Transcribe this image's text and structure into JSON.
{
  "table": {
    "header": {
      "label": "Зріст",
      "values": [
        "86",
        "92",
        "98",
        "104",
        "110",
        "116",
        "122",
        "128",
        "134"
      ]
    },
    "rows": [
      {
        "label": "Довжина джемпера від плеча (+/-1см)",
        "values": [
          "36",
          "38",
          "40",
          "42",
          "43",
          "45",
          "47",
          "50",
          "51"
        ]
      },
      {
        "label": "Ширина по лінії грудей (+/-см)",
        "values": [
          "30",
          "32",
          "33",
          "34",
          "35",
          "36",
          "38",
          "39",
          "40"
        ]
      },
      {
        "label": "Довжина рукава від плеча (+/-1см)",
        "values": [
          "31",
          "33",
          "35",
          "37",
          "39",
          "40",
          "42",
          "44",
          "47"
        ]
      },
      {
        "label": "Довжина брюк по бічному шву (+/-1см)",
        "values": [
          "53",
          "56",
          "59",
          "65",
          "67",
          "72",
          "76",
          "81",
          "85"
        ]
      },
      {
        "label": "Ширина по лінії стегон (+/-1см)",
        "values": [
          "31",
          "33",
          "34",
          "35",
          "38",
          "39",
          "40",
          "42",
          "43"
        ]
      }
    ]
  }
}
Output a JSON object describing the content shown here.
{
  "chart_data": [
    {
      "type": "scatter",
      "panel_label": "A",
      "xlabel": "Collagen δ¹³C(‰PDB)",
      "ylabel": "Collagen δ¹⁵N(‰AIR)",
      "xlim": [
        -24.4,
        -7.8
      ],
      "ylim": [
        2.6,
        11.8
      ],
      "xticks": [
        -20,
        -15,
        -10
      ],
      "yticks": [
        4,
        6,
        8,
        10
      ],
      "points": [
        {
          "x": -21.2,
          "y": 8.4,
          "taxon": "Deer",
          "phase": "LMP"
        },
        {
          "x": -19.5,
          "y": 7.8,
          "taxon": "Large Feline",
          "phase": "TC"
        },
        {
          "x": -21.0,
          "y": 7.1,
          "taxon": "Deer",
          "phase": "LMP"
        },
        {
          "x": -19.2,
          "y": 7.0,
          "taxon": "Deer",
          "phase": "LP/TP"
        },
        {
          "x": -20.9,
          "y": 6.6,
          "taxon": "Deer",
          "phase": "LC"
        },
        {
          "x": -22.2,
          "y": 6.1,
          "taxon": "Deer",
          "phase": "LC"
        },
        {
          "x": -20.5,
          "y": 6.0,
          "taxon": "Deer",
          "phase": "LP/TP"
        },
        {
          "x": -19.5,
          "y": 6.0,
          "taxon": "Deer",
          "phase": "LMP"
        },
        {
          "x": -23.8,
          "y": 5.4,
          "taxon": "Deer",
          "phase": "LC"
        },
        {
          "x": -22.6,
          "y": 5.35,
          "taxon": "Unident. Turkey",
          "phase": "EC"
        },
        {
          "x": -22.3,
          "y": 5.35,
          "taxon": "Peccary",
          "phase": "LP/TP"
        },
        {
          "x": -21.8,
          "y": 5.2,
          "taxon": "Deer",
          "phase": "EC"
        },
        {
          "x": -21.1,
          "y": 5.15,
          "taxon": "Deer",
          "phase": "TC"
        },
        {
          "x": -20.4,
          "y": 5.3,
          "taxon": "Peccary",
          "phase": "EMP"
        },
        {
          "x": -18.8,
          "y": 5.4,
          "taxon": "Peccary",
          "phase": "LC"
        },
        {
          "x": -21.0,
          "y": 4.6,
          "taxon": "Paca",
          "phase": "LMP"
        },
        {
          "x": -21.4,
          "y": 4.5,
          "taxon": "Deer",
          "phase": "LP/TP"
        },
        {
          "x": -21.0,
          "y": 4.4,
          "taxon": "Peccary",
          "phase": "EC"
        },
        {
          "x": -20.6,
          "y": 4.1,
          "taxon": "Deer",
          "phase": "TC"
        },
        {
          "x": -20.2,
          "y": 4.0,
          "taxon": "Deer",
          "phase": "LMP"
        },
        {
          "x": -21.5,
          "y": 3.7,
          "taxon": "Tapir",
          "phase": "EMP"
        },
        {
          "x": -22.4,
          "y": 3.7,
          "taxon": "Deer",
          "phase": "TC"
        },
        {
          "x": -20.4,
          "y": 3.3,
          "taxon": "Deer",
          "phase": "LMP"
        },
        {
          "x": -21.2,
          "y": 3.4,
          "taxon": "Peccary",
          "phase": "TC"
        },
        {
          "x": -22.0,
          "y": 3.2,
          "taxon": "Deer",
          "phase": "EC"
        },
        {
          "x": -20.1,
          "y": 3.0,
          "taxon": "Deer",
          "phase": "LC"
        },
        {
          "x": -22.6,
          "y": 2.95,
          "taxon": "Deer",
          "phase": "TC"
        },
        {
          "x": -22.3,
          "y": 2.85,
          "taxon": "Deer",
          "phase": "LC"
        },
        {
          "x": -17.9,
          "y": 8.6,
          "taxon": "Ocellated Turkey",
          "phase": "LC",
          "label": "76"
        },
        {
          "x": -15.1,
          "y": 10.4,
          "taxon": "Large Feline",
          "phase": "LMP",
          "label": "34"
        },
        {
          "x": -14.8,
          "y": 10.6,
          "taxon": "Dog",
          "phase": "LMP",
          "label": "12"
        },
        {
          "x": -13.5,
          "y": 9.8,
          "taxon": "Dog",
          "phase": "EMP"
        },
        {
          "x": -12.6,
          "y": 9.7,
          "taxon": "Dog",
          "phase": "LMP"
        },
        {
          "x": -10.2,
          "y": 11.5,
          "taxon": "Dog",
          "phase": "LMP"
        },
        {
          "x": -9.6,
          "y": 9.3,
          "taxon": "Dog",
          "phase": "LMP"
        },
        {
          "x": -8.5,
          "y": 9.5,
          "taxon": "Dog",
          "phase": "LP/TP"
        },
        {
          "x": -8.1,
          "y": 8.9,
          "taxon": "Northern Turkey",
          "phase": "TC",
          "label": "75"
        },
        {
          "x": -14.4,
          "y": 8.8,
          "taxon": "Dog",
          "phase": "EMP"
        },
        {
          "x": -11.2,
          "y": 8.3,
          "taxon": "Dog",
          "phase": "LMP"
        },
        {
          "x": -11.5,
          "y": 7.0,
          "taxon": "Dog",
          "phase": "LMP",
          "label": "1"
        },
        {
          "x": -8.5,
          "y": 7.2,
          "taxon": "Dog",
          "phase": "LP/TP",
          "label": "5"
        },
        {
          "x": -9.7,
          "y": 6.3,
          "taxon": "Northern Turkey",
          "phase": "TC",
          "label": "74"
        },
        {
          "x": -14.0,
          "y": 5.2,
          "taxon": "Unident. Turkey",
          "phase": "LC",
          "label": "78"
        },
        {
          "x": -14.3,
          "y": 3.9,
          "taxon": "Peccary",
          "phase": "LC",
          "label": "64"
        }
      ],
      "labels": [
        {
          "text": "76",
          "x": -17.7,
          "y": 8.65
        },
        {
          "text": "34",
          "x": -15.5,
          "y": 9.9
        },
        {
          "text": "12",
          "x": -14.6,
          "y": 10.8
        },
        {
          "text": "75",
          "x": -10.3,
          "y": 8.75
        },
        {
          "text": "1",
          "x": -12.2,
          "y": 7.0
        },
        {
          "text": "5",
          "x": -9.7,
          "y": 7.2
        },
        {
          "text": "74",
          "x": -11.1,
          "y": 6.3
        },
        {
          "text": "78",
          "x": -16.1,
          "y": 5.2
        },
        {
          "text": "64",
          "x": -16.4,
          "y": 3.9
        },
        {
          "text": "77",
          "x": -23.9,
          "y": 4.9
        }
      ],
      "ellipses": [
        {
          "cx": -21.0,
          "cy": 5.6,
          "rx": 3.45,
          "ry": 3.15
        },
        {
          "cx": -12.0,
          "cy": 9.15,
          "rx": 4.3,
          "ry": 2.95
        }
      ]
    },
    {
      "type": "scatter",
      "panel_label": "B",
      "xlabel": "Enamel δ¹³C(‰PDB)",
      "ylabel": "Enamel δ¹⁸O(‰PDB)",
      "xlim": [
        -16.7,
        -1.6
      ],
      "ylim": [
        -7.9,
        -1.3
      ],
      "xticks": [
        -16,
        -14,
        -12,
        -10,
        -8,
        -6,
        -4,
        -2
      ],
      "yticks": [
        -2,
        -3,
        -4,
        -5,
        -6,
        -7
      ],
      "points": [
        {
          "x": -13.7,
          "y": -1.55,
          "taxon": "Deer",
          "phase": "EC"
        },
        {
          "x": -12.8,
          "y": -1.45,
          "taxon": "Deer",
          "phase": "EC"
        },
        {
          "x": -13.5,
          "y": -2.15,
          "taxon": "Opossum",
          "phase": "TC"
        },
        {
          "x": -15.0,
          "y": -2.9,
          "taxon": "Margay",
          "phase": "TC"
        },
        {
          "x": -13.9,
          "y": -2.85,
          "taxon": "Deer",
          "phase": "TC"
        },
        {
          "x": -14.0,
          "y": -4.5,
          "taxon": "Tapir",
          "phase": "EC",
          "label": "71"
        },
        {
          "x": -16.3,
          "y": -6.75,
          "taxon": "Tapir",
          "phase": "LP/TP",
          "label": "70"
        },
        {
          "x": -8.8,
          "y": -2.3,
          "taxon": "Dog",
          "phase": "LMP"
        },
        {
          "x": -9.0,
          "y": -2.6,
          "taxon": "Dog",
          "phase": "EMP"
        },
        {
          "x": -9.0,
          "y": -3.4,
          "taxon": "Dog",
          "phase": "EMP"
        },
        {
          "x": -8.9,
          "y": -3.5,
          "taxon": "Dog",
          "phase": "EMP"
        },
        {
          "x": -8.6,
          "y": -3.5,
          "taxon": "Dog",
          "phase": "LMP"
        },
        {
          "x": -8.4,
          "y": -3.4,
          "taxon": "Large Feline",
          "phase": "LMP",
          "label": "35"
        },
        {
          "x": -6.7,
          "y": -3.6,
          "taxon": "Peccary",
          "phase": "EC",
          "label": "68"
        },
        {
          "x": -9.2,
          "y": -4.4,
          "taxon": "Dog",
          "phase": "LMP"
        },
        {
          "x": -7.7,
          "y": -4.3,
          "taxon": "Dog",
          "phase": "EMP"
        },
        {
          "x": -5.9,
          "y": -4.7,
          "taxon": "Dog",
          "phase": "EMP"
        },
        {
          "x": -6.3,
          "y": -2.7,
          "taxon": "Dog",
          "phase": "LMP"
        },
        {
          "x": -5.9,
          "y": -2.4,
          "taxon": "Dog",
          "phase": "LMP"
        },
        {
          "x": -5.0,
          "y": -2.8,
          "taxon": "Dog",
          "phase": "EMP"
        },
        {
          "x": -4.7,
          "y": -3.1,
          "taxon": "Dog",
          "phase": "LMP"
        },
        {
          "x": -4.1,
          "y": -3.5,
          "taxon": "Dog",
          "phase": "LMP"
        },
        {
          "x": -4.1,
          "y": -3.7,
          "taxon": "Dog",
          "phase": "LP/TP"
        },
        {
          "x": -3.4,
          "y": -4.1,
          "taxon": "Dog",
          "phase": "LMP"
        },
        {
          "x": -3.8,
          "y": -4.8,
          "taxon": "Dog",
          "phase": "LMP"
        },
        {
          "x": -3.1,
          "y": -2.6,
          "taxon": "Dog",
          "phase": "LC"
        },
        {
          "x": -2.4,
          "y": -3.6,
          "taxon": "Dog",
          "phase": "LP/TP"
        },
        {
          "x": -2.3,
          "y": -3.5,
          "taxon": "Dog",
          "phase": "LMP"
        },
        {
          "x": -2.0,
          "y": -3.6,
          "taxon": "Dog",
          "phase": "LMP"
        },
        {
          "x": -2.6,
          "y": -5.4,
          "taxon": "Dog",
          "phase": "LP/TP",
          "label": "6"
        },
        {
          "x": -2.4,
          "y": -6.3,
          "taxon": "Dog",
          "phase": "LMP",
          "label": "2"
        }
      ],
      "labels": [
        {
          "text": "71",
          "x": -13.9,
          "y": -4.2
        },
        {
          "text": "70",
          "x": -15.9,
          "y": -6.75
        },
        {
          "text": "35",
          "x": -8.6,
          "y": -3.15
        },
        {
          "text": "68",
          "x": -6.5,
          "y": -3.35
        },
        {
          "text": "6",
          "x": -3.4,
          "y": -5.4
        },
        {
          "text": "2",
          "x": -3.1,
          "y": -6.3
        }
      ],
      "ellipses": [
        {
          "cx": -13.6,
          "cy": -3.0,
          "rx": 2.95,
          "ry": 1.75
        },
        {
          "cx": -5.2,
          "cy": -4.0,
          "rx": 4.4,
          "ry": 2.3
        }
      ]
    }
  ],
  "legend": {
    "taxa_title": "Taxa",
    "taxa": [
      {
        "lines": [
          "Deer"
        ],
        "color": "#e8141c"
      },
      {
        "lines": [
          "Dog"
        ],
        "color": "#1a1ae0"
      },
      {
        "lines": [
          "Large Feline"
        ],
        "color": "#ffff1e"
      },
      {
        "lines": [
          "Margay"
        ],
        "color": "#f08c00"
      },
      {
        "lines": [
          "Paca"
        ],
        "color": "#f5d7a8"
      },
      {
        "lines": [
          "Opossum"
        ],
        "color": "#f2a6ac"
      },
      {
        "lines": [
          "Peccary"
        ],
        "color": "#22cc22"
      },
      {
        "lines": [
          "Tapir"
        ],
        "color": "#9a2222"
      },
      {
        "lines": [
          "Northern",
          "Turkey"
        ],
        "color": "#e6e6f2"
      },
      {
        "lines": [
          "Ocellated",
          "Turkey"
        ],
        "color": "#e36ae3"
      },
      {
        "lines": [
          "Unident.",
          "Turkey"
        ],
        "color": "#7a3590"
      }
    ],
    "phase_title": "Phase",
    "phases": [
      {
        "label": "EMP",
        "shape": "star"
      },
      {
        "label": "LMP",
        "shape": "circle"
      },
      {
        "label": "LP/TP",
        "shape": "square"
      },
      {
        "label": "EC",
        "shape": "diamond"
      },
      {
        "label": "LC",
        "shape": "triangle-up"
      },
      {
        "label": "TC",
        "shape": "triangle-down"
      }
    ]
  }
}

- - - - - - -

# Exercise details:
Copy every line that includes the string "Enamel" from the material above.

# Written answer:
      "xlabel": "Enamel δ¹³C(‰PDB)",
      "ylabel": "Enamel δ¹⁸O(‰PDB)",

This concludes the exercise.